Reproduce, word for word, the following passage on adjusted analysis blocks and childhood caries.

*** Selected excerpt Section Begins ***

Block 3: adjusted for variable kept in block 1(age) plus variables from block 3.
Block 4: adjusted for variable kept in block 1(age) plus variables from block 4.
Block 5: adjusted for variable kept in block 1(age), variable selected from block 4 (child has visited the dentist) plus variables from block 5.
Block 6: adjusted for variable kept in block 1(age), variable selected from block 4 (child has visited the dentist), variables selected from block 5 (frequency of sucrose consumption between main meals, nighttime breastfeeding after 1 year, and use of a night bottle) plus variables from block 6.
Block 7: adjusted for variable kept in block 1(age), variable selected from block 4 (child has visited the dentist), variables selected from block 5 (frequency of sucrose consumption between main meals, nighttime breastfeeding after 1 year and use of a night bottle), variable selected from block 6 (who does the teeth brushing) plus variables from block 7.
Block 8: adjusted for variable kept in block 1(age), variable selected from block 4 (child has visited the dentist), variables selected from block 5 (frequency of sucrose consumption between main meals, nighttime breastfeeding after 1 year and use of a night bottle), variable selected from block 6 (who does the teeth brushing) plus variables from block 8.
In the sixth block, the variable of the mother or caregiver brushing the child’s teeth for them was a significant protective factor in the few caries group (p = 0.004; PR = 0.27; 95% CI 0.11–0.66) but was not significant in the high caries group. The biological variables in the seventh (VPI) and eighth blocks (S. mutans contaminated saliva) were not associated with childhood caries.
Discussion
This study revealed that high sucrose consumption was associated with caries polarization among children living in vulnerable social condition after controlling for confounding variables through a hierarchical approach.

*** Selected excerpt Section Ends ***
*** Data extract Section Begins ***

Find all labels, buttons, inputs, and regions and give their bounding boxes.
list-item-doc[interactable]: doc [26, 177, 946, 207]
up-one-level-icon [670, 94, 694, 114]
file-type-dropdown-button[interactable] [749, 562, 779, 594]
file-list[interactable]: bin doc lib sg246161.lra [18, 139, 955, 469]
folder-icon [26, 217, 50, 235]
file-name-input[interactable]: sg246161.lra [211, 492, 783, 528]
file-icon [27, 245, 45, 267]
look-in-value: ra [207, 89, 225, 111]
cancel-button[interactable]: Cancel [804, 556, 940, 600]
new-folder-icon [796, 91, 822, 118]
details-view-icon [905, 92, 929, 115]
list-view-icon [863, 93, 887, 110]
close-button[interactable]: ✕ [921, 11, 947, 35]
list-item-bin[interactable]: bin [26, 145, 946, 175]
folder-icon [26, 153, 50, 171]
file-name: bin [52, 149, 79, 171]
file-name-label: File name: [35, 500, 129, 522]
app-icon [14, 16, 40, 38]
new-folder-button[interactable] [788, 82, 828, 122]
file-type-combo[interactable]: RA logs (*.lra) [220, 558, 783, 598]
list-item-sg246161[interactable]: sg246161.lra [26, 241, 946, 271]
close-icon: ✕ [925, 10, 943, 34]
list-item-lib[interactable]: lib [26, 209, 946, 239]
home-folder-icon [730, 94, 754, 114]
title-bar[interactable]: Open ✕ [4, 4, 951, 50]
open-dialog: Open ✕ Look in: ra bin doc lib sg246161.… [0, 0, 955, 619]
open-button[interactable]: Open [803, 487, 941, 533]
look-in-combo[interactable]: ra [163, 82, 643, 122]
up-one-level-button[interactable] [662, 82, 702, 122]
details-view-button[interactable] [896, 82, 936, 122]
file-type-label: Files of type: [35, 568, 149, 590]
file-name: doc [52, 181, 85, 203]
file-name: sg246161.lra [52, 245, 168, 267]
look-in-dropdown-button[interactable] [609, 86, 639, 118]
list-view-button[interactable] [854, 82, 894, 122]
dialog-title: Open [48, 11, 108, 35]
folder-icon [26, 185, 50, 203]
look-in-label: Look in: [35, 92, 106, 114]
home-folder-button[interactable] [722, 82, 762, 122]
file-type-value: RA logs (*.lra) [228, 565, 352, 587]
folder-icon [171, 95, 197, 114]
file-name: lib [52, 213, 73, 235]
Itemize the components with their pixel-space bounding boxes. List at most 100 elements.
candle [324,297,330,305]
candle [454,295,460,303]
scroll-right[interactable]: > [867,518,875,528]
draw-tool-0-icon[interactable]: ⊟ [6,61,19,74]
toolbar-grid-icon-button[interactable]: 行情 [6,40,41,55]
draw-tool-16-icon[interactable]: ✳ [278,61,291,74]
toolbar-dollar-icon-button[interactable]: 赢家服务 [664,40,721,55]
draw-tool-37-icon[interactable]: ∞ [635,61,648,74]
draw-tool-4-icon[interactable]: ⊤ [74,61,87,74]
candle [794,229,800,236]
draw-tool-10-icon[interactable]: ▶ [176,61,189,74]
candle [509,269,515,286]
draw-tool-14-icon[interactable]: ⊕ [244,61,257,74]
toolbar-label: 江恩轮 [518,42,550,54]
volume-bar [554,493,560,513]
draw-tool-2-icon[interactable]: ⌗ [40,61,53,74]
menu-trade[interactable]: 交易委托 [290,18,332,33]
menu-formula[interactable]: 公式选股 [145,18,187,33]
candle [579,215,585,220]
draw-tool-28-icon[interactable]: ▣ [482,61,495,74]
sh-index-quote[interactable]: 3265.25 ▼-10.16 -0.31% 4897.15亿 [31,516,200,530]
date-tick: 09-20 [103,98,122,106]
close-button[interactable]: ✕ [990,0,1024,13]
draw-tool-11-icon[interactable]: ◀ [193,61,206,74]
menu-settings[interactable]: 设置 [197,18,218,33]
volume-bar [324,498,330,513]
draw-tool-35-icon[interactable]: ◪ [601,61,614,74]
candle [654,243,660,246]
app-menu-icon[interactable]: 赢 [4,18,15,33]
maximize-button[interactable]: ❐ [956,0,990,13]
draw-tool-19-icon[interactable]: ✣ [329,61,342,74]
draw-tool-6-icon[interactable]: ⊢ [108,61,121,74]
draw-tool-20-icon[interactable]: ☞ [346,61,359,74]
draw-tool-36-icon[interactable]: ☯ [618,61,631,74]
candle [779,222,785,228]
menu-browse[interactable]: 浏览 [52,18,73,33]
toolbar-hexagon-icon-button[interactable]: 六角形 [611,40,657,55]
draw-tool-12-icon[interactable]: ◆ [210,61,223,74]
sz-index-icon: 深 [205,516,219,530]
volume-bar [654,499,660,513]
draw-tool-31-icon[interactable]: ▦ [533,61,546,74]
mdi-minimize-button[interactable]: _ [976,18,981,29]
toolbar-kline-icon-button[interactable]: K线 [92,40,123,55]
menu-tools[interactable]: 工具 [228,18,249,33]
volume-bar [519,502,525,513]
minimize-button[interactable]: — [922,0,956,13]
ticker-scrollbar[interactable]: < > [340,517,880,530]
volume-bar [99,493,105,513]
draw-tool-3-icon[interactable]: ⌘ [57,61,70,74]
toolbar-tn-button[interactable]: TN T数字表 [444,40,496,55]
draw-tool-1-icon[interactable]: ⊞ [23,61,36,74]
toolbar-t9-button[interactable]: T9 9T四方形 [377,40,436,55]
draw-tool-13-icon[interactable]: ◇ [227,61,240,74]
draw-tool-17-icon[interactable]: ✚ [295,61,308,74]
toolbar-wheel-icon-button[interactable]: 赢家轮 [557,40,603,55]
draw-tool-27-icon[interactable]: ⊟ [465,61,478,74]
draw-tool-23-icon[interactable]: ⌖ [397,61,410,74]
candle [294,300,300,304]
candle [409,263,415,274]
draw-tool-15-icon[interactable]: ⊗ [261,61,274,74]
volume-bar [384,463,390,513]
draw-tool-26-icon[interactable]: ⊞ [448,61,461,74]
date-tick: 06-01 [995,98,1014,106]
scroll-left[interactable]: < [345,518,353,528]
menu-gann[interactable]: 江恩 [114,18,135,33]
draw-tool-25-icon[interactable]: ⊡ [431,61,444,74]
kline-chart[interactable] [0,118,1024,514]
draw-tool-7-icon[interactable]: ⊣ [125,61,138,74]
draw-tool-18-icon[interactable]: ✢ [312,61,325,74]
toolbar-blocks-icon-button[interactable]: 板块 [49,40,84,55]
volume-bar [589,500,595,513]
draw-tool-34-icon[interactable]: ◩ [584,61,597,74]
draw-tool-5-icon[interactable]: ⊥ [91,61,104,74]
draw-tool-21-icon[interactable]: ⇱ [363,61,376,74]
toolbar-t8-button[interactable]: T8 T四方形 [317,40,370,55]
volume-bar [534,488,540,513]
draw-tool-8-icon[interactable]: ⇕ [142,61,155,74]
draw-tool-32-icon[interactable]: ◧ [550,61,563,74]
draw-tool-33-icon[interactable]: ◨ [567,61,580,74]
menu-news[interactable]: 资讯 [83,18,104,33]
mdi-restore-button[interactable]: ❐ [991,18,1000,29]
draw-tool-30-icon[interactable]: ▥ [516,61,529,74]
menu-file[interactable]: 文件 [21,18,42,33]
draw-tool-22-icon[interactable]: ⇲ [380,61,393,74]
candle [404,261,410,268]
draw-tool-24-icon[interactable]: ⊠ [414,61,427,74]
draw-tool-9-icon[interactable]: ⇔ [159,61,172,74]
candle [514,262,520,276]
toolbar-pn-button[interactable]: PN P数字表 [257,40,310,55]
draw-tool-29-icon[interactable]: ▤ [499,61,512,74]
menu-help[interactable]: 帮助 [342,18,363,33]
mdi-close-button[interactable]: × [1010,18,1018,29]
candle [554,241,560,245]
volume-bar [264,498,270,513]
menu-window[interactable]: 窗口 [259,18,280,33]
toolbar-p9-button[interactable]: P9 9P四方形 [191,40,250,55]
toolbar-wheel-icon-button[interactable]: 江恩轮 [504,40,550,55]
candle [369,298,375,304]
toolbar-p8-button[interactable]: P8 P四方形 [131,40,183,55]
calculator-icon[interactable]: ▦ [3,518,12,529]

*** Data extract Section Ends ***

Written answer:
Block 3: adjusted for variable kept in block 1(age) plus variables from block 3.
Block 4: adjusted for variable kept in block 1(age) plus variables from block 4.
Block 5: adjusted for variable kept in block 1(age), variable selected from block 4 (child has visited the dentist) plus variables from block 5.
Block 6: adjusted for variable kept in block 1(age), variable selected from block 4 (child has visited the dentist), variables selected from block 5 (frequency of sucrose consumption between main meals, nighttime breastfeeding after 1 year, and use of a night bottle) plus variables from block 6.
Block 7: adjusted for variable kept in block 1(age), variable selected from block 4 (child has visited the dentist), variables selected from block 5 (frequency of sucrose consumption between main meals, nighttime breastfeeding after 1 year and use of a night bottle), variable selected from block 6 (who does the teeth brushing) plus variables from block 7.
Block 8: adjusted for variable kept in block 1(age), variable selected from block 4 (child has visited the dentist), variables selected from block 5 (frequency of sucrose consumption between main meals, nighttime breastfeeding after 1 year and use of a night bottle), variable selected from block 6 (who does the teeth brushing) plus variables from block 8.
In the sixth block, the variable of the mother or caregiver brushing the child’s teeth for them was a significant protective factor in the few caries group (p = 0.004; PR = 0.27; 95% CI 0.11–0.66) but was not significant in the high caries group. The biological variables in the seventh (VPI) and eighth blocks (S. mutans contaminated saliva) were not associated with childhood caries.
Discussion
This study revealed that high sucrose consumption was associated with caries polarization among children living in vulnerable social condition after controlling for confounding variables through a hierarchical approach.